How many of the lines contain the string "JSON"? Give the number, with no other words.

* start *

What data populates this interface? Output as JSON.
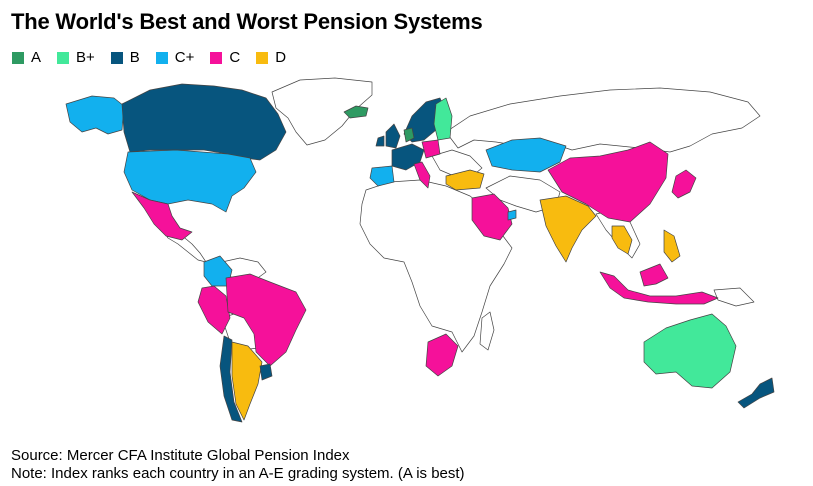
{
  "title": "The World's Best and Worst Pension Systems",
  "legend": [
    {
      "grade": "A",
      "color": "#2e9a62"
    },
    {
      "grade": "B+",
      "color": "#42e89a"
    },
    {
      "grade": "B",
      "color": "#07557e"
    },
    {
      "grade": "C+",
      "color": "#12b0ee"
    },
    {
      "grade": "C",
      "color": "#f5119a"
    },
    {
      "grade": "D",
      "color": "#f8bb0f"
    }
  ],
  "map_regions": [
    {
      "name": "Canada",
      "grade": "B"
    },
    {
      "name": "Alaska (United States)",
      "grade": "C+"
    },
    {
      "name": "United States",
      "grade": "C+"
    },
    {
      "name": "Mexico",
      "grade": "C"
    },
    {
      "name": "Colombia",
      "grade": "C+"
    },
    {
      "name": "Brazil",
      "grade": "C"
    },
    {
      "name": "Peru",
      "grade": "C"
    },
    {
      "name": "Chile",
      "grade": "B"
    },
    {
      "name": "Argentina",
      "grade": "D"
    },
    {
      "name": "Uruguay",
      "grade": "B"
    },
    {
      "name": "Iceland",
      "grade": "A"
    },
    {
      "name": "Norway",
      "grade": "B"
    },
    {
      "name": "Sweden",
      "grade": "B"
    },
    {
      "name": "Finland",
      "grade": "B+"
    },
    {
      "name": "Denmark",
      "grade": "A"
    },
    {
      "name": "Netherlands",
      "grade": "A"
    },
    {
      "name": "United Kingdom",
      "grade": "B"
    },
    {
      "name": "Ireland",
      "grade": "B"
    },
    {
      "name": "France",
      "grade": "B"
    },
    {
      "name": "Spain",
      "grade": "C+"
    },
    {
      "name": "Germany",
      "grade": "B"
    },
    {
      "name": "Poland",
      "grade": "C"
    },
    {
      "name": "Italy",
      "grade": "C"
    },
    {
      "name": "Turkey",
      "grade": "D"
    },
    {
      "name": "Kazakhstan",
      "grade": "C+"
    },
    {
      "name": "China",
      "grade": "C"
    },
    {
      "name": "Japan",
      "grade": "C"
    },
    {
      "name": "South Korea",
      "grade": "C"
    },
    {
      "name": "India",
      "grade": "D"
    },
    {
      "name": "Saudi Arabia",
      "grade": "C"
    },
    {
      "name": "United Arab Emirates",
      "grade": "C+"
    },
    {
      "name": "Thailand",
      "grade": "D"
    },
    {
      "name": "Philippines",
      "grade": "D"
    },
    {
      "name": "Malaysia",
      "grade": "C"
    },
    {
      "name": "Indonesia",
      "grade": "C"
    },
    {
      "name": "Australia",
      "grade": "B+"
    },
    {
      "name": "New Zealand",
      "grade": "B"
    },
    {
      "name": "South Africa",
      "grade": "C"
    }
  ],
  "footer": {
    "source": "Source: Mercer CFA Institute Global Pension Index",
    "note": "Note: Index ranks each country in an A-E grading system. (A is best)"
  }
}
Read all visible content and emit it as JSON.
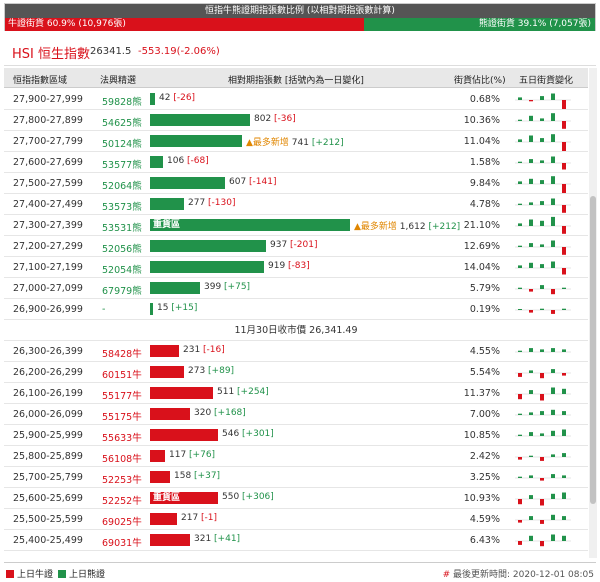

* end *

=== The output ===
2